REQUEST A — Output the passage about Boys of Summer word for word, in full.

==*==

But Boys of Summer – perhaps as a result of its eclecticism – actually hits on some important notions about what it means to be a man today. Masculinity, it seems, now allows for the retention of a boyhood demeanor. From stereotypes to icons, these men symbolize hope, desire and otherness through the parts they play, the airs they put on, or the costumes they don. No longer the debonair gentlemen in waiting or the cool and callous 007, these representations of the contemporary man elucidate how our definition of not only what is acceptable, but what is respectable, has expanded exponentially.

Zane Lewis’s multicolored cut-out of Barack Obama’s smiling face symbolically greets visitors from its position directly across from the gallery’s entrance with his now ubiquitous message of promised change. As part of his new series entitled Apostles, the potency of Lewis’s and Obama’s messages seem all too clear and poignant. Playing off the indexical power of the Warhol Marilyn silkscreens or the now infamous Che Guevara stencil, Lewis exploits the strength of meaning that can be conveyed by just the iconic representation of a face. It reminds us of what we already know: that it is the new form that this face has taken that is all the more striking.

==*==

REQUEST B — Return the stretch of the listing from the line containing "x-tick-label: 5 <box>275 283 279 290</box>" through the line containing "data-point <box>490 736 495 740</box>", both included, reproducing those lines verbatim and nothing else.

STORED DATA —
==*==

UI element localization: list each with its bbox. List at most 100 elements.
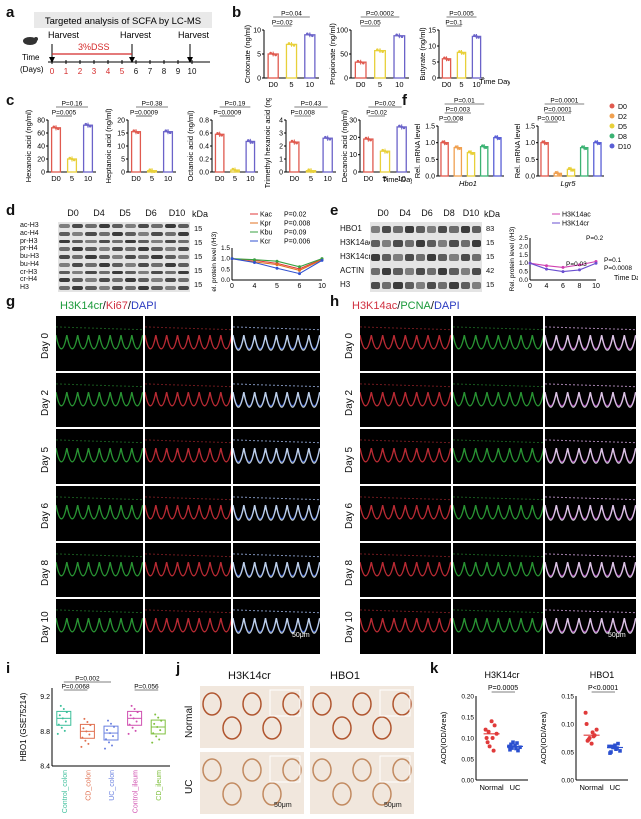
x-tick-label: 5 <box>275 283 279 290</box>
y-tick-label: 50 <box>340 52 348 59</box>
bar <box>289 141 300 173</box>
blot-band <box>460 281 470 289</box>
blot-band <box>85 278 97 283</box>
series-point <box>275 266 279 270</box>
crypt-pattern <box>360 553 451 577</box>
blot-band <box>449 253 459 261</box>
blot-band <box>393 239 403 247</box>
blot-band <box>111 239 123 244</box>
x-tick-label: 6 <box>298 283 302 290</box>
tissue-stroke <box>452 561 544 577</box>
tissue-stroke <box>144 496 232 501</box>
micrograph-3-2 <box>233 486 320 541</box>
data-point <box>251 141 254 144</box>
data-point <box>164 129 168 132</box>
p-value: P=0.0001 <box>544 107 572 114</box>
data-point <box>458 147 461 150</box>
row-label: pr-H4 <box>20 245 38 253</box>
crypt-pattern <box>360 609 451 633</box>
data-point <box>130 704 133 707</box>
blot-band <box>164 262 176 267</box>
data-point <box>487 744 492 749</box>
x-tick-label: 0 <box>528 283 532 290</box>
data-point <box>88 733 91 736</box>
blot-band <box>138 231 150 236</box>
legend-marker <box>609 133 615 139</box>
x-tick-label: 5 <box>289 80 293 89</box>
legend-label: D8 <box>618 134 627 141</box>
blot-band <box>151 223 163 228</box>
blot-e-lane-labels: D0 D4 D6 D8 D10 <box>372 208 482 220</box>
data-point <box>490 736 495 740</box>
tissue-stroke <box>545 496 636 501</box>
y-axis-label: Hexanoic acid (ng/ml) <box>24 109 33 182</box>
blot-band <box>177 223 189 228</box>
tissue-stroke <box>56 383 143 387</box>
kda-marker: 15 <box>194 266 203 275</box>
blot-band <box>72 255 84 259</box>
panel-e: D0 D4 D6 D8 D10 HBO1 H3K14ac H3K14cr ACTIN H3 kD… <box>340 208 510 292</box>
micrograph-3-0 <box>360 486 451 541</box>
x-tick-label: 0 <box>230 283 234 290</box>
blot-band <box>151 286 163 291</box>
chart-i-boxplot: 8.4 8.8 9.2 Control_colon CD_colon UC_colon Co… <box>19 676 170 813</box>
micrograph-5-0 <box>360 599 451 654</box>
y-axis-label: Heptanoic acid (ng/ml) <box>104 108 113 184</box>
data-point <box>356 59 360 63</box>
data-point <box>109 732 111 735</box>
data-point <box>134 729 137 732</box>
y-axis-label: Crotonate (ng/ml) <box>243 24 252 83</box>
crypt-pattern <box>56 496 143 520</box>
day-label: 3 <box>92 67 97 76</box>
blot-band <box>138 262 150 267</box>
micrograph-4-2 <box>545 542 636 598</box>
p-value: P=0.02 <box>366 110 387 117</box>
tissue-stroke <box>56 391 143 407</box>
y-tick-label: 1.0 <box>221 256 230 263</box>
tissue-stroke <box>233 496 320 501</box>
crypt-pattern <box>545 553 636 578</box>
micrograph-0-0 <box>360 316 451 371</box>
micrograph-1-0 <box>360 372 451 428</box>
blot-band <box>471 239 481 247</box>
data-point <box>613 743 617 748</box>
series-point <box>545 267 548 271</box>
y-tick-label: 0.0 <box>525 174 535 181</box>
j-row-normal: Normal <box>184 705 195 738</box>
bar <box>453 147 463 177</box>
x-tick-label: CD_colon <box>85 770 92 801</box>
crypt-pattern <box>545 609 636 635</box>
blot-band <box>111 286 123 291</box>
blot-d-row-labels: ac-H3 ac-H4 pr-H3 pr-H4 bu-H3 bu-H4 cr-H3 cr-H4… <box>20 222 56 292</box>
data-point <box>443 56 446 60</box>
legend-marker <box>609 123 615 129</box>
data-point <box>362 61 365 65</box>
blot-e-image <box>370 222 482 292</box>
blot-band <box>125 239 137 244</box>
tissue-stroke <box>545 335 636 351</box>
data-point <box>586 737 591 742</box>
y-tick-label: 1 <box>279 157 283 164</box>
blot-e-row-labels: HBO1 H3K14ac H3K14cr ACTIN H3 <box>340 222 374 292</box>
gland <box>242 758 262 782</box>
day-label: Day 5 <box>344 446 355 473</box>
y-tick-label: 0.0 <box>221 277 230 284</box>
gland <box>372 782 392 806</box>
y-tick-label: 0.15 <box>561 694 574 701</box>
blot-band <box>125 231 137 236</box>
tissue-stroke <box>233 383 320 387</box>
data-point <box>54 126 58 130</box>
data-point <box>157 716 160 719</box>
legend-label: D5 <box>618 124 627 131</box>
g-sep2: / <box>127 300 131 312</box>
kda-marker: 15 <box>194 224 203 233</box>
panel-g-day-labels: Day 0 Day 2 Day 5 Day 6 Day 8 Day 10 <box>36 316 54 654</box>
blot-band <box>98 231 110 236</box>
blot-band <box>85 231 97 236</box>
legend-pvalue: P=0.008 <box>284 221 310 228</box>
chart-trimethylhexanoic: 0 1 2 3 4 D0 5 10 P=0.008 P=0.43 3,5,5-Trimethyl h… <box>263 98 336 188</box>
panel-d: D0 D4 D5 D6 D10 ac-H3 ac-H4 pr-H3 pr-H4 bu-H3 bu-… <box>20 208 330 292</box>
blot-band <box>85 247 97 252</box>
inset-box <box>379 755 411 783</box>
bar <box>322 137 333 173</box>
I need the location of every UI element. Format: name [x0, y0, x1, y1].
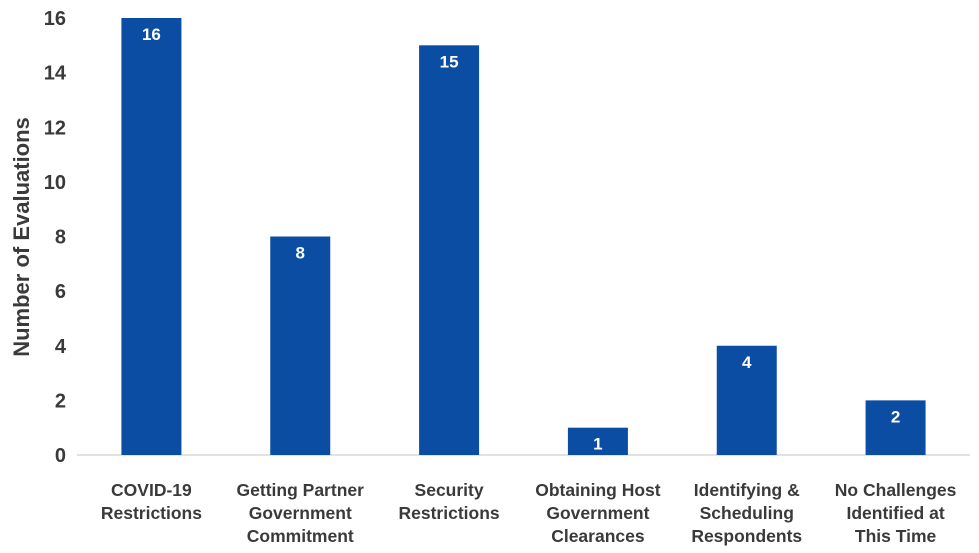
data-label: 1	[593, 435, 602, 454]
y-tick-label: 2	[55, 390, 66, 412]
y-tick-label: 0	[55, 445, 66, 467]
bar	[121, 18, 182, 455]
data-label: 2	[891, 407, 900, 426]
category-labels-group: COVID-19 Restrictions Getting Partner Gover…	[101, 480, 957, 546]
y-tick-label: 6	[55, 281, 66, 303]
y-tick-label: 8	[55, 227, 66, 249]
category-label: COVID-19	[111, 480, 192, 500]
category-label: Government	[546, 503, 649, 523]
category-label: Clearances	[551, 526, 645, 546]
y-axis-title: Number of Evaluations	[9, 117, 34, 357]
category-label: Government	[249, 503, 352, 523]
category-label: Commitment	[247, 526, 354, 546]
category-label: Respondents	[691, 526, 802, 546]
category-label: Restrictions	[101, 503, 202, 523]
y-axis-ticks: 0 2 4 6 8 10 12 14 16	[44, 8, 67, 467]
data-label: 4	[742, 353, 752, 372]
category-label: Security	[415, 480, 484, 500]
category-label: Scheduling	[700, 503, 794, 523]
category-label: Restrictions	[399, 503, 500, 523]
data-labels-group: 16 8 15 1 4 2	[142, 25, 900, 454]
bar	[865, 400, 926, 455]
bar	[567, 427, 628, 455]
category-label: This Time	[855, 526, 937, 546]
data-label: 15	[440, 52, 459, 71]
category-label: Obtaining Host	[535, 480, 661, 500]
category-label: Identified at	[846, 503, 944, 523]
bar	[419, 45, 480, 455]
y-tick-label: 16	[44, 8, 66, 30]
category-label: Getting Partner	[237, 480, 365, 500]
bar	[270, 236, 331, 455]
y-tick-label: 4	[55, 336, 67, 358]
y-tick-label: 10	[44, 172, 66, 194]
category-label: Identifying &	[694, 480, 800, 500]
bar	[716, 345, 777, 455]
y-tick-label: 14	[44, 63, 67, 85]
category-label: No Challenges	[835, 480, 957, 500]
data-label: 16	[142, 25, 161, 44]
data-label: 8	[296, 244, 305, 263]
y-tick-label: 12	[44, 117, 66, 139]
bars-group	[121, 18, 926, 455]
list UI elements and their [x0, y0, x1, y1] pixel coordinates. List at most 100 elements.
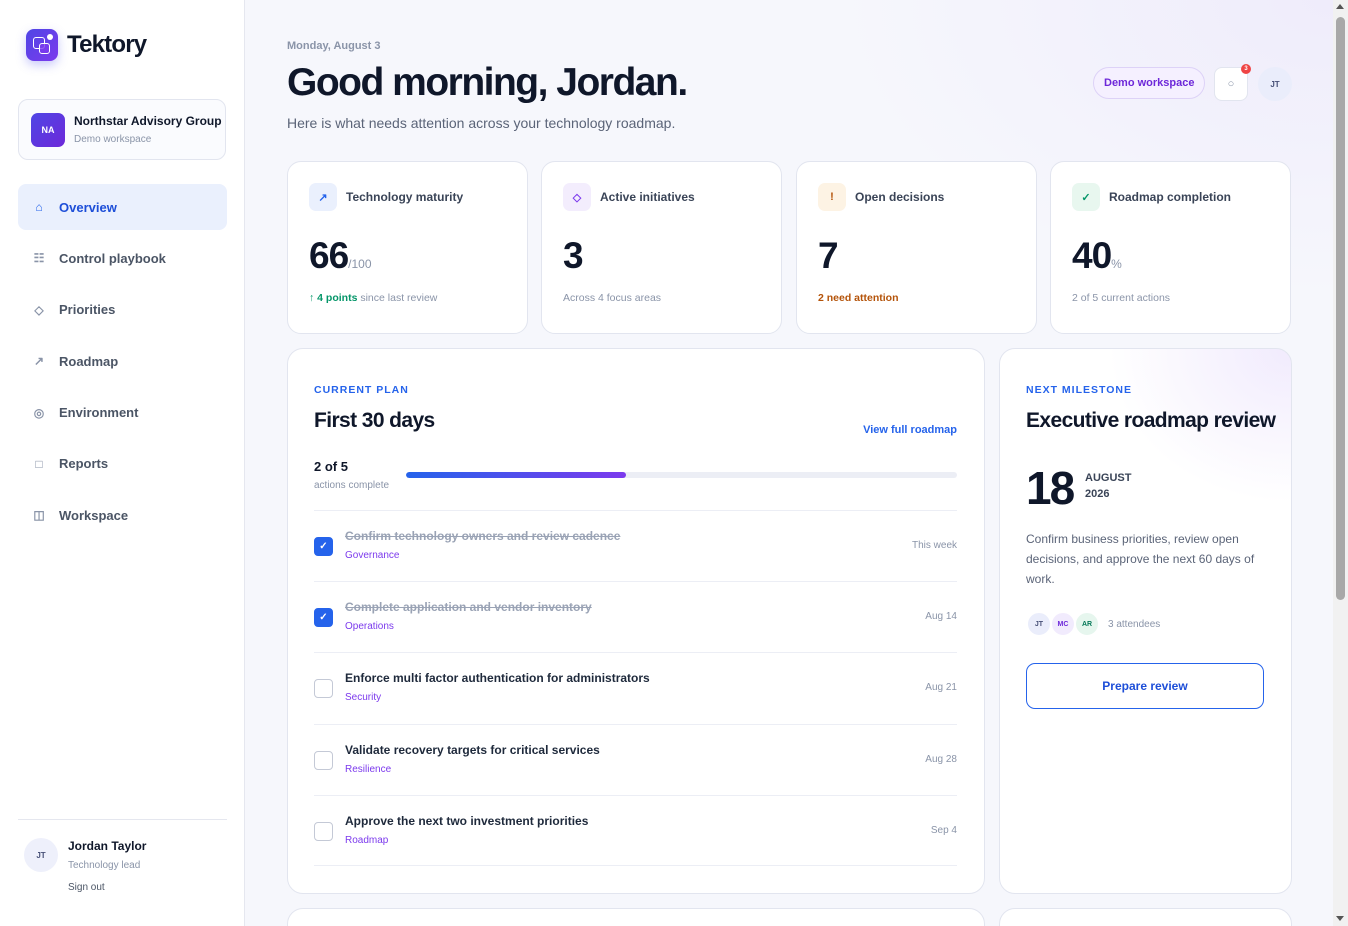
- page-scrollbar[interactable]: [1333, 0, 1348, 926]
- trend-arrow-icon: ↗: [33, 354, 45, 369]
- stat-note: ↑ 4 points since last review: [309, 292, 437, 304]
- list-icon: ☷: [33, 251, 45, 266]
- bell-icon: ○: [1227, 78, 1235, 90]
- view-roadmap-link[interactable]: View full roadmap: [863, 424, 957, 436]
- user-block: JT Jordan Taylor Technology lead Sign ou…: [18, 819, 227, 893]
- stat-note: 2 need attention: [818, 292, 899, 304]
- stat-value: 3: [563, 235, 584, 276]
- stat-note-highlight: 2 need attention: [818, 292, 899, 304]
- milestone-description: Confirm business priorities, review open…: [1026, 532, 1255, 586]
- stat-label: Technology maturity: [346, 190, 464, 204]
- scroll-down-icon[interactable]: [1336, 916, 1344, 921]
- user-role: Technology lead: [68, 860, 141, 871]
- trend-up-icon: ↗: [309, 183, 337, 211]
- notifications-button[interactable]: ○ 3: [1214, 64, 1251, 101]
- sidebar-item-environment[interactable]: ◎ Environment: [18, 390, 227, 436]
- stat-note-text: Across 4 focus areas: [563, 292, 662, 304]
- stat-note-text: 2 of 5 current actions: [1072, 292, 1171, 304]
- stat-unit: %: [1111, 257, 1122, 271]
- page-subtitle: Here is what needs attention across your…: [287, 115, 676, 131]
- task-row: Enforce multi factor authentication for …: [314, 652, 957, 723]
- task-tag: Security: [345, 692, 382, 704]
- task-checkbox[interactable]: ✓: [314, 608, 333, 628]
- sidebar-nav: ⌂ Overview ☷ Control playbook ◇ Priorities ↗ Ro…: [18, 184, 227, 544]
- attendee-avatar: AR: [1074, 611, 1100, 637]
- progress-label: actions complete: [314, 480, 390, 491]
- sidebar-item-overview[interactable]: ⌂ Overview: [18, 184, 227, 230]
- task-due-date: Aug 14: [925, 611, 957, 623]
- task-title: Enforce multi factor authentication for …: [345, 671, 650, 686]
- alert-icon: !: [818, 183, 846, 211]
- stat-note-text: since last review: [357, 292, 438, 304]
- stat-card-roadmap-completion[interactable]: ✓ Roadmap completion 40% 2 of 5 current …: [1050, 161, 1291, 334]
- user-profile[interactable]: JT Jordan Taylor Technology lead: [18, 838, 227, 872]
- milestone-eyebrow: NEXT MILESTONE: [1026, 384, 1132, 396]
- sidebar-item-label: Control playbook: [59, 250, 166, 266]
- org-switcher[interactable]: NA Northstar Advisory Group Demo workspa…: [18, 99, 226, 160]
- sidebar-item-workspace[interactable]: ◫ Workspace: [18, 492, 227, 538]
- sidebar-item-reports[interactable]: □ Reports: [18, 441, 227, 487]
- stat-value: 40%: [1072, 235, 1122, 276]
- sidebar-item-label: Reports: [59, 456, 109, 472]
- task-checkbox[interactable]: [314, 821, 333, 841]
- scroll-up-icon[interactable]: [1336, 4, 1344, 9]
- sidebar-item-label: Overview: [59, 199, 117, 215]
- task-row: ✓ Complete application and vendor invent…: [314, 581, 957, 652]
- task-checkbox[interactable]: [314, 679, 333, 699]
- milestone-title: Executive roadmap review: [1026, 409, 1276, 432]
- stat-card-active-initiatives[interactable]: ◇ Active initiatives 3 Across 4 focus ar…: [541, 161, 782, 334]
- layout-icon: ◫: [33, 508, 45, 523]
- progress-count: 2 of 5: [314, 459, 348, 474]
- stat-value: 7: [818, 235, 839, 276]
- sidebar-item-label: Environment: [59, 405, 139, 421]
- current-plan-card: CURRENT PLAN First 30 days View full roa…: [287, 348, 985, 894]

==*==

CORRECT RESULT A —
But Boys of Summer – perhaps as a result of its eclecticism – actually hits on some important notions about what it means to be a man today. Masculinity, it seems, now allows for the retention of a boyhood demeanor. From stereotypes to icons, these men symbolize hope, desire and otherness through the parts they play, the airs they put on, or the costumes they don. No longer the debonair gentlemen in waiting or the cool and callous 007, these representations of the contemporary man elucidate how our definition of not only what is acceptable, but what is respectable, has expanded exponentially.

Zane Lewis’s multicolored cut-out of Barack Obama’s smiling face symbolically greets visitors from its position directly across from the gallery’s entrance with his now ubiquitous message of promised change. As part of his new series entitled Apostles, the potency of Lewis’s and Obama’s messages seem all too clear and poignant. Playing off the indexical power of the Warhol Marilyn silkscreens or the now infamous Che Guevara stencil, Lewis exploits the strength of meaning that can be conveyed by just the iconic representation of a face. It reminds us of what we already know: that it is the new form that this face has taken that is all the more striking.

CORRECT RESULT B —
x-tick-label: 5 <box>275 283 279 290</box>
y-tick-label: 50 <box>340 52 348 59</box>
bar <box>289 141 300 173</box>
blot-band <box>460 281 470 289</box>
blot-band <box>85 278 97 283</box>
series-point <box>275 266 279 270</box>
crypt-pattern <box>360 553 451 577</box>
blot-band <box>449 253 459 261</box>
blot-band <box>393 239 403 247</box>
blot-band <box>111 239 123 244</box>
x-tick-label: 6 <box>298 283 302 290</box>
tissue-stroke <box>452 561 544 577</box>
tissue-stroke <box>144 496 232 501</box>
micrograph-3-2 <box>233 486 320 541</box>
data-point <box>251 141 254 144</box>
data-point <box>164 129 168 132</box>
p-value: P=0.0001 <box>544 107 572 114</box>
data-point <box>458 147 461 150</box>
row-label: pr-H4 <box>20 245 38 253</box>
crypt-pattern <box>360 609 451 633</box>
data-point <box>130 704 133 707</box>
blot-band <box>164 262 176 267</box>
data-point <box>487 744 492 749</box>
x-tick-label: 0 <box>528 283 532 290</box>
data-point <box>88 733 91 736</box>
blot-band <box>138 231 150 236</box>
legend-marker <box>609 133 615 139</box>
x-tick-label: 5 <box>289 80 293 89</box>
legend-label: D8 <box>618 134 627 141</box>
blot-band <box>151 223 163 228</box>
blot-e-lane-labels: D0 D4 D6 D8 D10 <box>372 208 482 220</box>
data-point <box>490 736 495 740</box>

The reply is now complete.